• What to produce
Copy all of the material below, swapping every "circle-dot" for "marker-dot" and leaving everything else unchanged.

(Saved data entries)
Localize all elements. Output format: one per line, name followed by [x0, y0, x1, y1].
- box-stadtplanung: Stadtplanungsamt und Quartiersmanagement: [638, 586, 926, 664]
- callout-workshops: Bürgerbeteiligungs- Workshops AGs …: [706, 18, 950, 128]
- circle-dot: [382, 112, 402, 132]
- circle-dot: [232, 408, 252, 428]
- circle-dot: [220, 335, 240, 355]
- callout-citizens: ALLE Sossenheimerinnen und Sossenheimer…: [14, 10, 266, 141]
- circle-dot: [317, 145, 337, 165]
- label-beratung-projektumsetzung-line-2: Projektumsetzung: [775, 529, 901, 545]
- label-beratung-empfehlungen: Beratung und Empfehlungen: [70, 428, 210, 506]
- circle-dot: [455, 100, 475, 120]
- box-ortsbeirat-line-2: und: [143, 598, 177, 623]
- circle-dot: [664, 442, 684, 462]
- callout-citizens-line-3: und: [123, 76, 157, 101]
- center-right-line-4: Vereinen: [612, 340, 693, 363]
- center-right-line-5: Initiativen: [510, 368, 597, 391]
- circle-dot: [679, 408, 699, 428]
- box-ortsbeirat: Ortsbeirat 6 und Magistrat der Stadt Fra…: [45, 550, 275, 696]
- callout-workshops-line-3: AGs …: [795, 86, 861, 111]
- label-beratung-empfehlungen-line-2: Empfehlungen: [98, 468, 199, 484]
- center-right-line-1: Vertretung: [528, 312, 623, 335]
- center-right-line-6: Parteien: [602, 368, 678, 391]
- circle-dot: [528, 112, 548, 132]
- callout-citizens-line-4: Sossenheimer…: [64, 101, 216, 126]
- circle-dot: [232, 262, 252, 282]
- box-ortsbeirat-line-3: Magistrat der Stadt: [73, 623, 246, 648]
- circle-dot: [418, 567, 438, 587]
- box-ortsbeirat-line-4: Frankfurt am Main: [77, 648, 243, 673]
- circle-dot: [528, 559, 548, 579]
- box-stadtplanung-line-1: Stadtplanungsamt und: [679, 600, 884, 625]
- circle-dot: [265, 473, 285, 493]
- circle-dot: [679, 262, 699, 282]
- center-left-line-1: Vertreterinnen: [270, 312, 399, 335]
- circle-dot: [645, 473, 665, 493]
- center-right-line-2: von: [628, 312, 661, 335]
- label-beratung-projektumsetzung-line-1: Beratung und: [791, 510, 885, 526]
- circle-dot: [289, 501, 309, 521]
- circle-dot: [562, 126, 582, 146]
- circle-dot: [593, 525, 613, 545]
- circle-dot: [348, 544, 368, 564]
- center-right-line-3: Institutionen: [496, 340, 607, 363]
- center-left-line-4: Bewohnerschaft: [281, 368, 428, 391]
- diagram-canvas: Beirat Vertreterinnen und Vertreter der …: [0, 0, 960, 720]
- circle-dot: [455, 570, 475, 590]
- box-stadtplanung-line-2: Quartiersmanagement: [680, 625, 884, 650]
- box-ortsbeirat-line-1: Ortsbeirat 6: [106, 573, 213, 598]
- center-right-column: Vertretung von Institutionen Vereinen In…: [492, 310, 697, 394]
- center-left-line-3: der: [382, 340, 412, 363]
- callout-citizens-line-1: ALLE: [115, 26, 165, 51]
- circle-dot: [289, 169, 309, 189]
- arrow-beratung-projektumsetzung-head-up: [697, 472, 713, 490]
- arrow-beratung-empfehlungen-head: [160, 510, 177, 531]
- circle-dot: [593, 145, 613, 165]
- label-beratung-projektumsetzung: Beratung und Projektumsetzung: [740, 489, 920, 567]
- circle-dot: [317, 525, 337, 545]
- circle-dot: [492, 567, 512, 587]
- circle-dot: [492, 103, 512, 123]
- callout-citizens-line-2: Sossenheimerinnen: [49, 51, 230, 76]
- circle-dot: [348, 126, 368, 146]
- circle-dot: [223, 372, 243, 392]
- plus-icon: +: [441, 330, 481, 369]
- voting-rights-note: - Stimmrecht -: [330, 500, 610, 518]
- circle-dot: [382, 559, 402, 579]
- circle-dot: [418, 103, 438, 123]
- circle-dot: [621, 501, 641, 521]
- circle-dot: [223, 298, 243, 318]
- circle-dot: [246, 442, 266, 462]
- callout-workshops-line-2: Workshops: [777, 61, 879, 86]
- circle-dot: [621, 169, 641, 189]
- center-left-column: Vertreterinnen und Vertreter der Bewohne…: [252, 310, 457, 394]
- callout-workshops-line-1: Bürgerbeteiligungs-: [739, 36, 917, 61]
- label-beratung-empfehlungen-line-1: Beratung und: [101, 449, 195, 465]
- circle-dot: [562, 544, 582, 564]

• The answer
Localize all elements. Output format: one per line, name followed by [x0, y0, x1, y1].
- box-stadtplanung: Stadtplanungsamt und Quartiersmanagement: [638, 586, 926, 664]
- callout-workshops: Bürgerbeteiligungs- Workshops AGs …: [706, 18, 950, 128]
- marker-dot: [382, 112, 402, 132]
- marker-dot: [232, 408, 252, 428]
- marker-dot: [220, 335, 240, 355]
- callout-citizens: ALLE Sossenheimerinnen und Sossenheimer…: [14, 10, 266, 141]
- marker-dot: [317, 145, 337, 165]
- label-beratung-projektumsetzung-line-2: Projektumsetzung: [775, 529, 901, 545]
- label-beratung-empfehlungen: Beratung und Empfehlungen: [70, 428, 210, 506]
- marker-dot: [455, 100, 475, 120]
- box-ortsbeirat-line-2: und: [143, 598, 177, 623]
- marker-dot: [664, 442, 684, 462]
- callout-citizens-line-3: und: [123, 76, 157, 101]
- center-right-line-4: Vereinen: [612, 340, 693, 363]
- center-right-line-5: Initiativen: [510, 368, 597, 391]
- marker-dot: [679, 408, 699, 428]
- box-ortsbeirat: Ortsbeirat 6 und Magistrat der Stadt Fra…: [45, 550, 275, 696]
- callout-workshops-line-3: AGs …: [795, 86, 861, 111]
- label-beratung-empfehlungen-line-2: Empfehlungen: [98, 468, 199, 484]
- center-right-line-1: Vertretung: [528, 312, 623, 335]
- center-right-line-6: Parteien: [602, 368, 678, 391]
- marker-dot: [528, 112, 548, 132]
- callout-citizens-line-4: Sossenheimer…: [64, 101, 216, 126]
- marker-dot: [232, 262, 252, 282]
- box-ortsbeirat-line-3: Magistrat der Stadt: [73, 623, 246, 648]
- marker-dot: [418, 567, 438, 587]
- box-ortsbeirat-line-4: Frankfurt am Main: [77, 648, 243, 673]
- marker-dot: [528, 559, 548, 579]
- box-stadtplanung-line-1: Stadtplanungsamt und: [679, 600, 884, 625]
- marker-dot: [265, 473, 285, 493]
- marker-dot: [679, 262, 699, 282]
- center-left-line-1: Vertreterinnen: [270, 312, 399, 335]
- marker-dot: [645, 473, 665, 493]
- center-right-line-2: von: [628, 312, 661, 335]
- label-beratung-projektumsetzung-line-1: Beratung und: [791, 510, 885, 526]
- marker-dot: [289, 501, 309, 521]
- marker-dot: [562, 126, 582, 146]
- marker-dot: [593, 525, 613, 545]
- marker-dot: [348, 544, 368, 564]
- center-right-line-3: Institutionen: [496, 340, 607, 363]
- center-left-line-4: Bewohnerschaft: [281, 368, 428, 391]
- diagram-canvas: Beirat Vertreterinnen und Vertreter der …: [0, 0, 960, 720]
- marker-dot: [455, 570, 475, 590]
- box-stadtplanung-line-2: Quartiersmanagement: [680, 625, 884, 650]
- box-ortsbeirat-line-1: Ortsbeirat 6: [106, 573, 213, 598]
- center-right-column: Vertretung von Institutionen Vereinen In…: [492, 310, 697, 394]
- center-left-line-3: der: [382, 340, 412, 363]
- callout-citizens-line-1: ALLE: [115, 26, 165, 51]
- marker-dot: [289, 169, 309, 189]
- arrow-beratung-projektumsetzung-head-up: [697, 472, 713, 490]
- arrow-beratung-empfehlungen-head: [160, 510, 177, 531]
- marker-dot: [593, 145, 613, 165]
- label-beratung-projektumsetzung: Beratung und Projektumsetzung: [740, 489, 920, 567]
- marker-dot: [317, 525, 337, 545]
- marker-dot: [492, 567, 512, 587]
- marker-dot: [492, 103, 512, 123]
- callout-citizens-line-2: Sossenheimerinnen: [49, 51, 230, 76]
- marker-dot: [348, 126, 368, 146]
- marker-dot: [223, 372, 243, 392]
- plus-icon: +: [441, 330, 481, 369]
- voting-rights-note: - Stimmrecht -: [330, 500, 610, 518]
- marker-dot: [382, 559, 402, 579]
- marker-dot: [418, 103, 438, 123]
- marker-dot: [621, 501, 641, 521]
- marker-dot: [223, 298, 243, 318]
- marker-dot: [246, 442, 266, 462]
- callout-workshops-line-2: Workshops: [777, 61, 879, 86]
- marker-dot: [621, 169, 641, 189]
- center-left-column: Vertreterinnen und Vertreter der Bewohne…: [252, 310, 457, 394]
- callout-workshops-line-1: Bürgerbeteiligungs-: [739, 36, 917, 61]
- label-beratung-empfehlungen-line-1: Beratung und: [101, 449, 195, 465]
- marker-dot: [562, 544, 582, 564]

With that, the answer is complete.